___ Texte de la page ___

Il suffit de lire le dernier livre de Chevènement, La faute de M. Monnet, les derniers discours de JPC et de surfer sur son site pour voir que ses orientations européennes sont aux antipodes, sur bien des points, de celles des plus européens des socialistes, et de la grande majorité des socialistes européens.
Trois remarques et trois questions-clefs :
1- Ce n’est pas la « méthode de Jean Monnet » qui est à l’origine de la panne actuelle de l’Europe. C’est parce que nos dirigeants actuels se sont trop écartés de l’esprit, des méthodes et des stratégies des « pères de l’Europe », que Chevènement dénonce avec une myopie difficilement corrigible.
Non, l’Europe ne s’est pas construite contre les nations, amies pour garantir la paix entre des nations respectueuses les unes des autres, unies dans le respect de leur diversité et de leurs spécificités.
Non, l’Union européenne ne sacrifie pas les souverainetés nationales, mais elle doit permettre de garantir une souveraineté partagée mais réelle, effective.
Non, la construction d’une Europe politique n’efface pas les frontières, mais les dépasse, les transcende afin de dégager une « nouvelle frontière » pour reprendre, en l’adaptant, une formule de Kennedy, des horizons d’avenir.
Dans ces conditions, le PS va-t-il rester fidèle à la vision communautaire de l’Union européenne qu’il a toujours eue, ou va-t-il en revenir à une conception intergouvernementale (celle du Conseil de l’Europe) que Chevènement porte à bout de bras en en oubliant toutes les limites ?

___ Entrées affichées ___

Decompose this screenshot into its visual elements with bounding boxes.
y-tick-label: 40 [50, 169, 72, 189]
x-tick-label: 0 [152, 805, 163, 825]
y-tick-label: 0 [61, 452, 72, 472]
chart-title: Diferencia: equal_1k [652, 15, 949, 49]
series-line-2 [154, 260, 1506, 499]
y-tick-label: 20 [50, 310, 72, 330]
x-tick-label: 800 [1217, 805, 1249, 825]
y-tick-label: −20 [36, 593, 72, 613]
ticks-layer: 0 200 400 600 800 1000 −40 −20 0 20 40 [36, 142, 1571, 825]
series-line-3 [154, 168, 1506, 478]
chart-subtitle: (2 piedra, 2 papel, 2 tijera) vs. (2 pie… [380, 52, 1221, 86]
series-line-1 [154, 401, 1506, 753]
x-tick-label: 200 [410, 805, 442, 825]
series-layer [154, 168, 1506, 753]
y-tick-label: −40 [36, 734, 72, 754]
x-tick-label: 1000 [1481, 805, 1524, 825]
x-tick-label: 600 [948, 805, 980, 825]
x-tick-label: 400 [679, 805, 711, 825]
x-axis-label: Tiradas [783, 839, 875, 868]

___

■ **Consignes**
(1) Quel livre de Chevènement le texte de la page mentionne-t-il ?
(2) Transcrivez le passage du texte de la page depuis « Trois remarques et » jusqu'à « mais réelle, effective. » inclus.

■ **Corrigé**
(1) La faute de M. Monnet.

(2)
Trois remarques et trois questions-clefs :
1- Ce n’est pas la « méthode de Jean Monnet » qui est à l’origine de la panne actuelle de l’Europe. C’est parce que nos dirigeants actuels se sont trop écartés de l’esprit, des méthodes et des stratégies des « pères de l’Europe », que Chevènement dénonce avec une myopie difficilement corrigible.
Non, l’Europe ne s’est pas construite contre les nations, amies pour garantir la paix entre des nations respectueuses les unes des autres, unies dans le respect de leur diversité et de leurs spécificités.
Non, l’Union européenne ne sacrifie pas les souverainetés nationales, mais elle doit permettre de garantir une souveraineté partagée mais réelle, effective.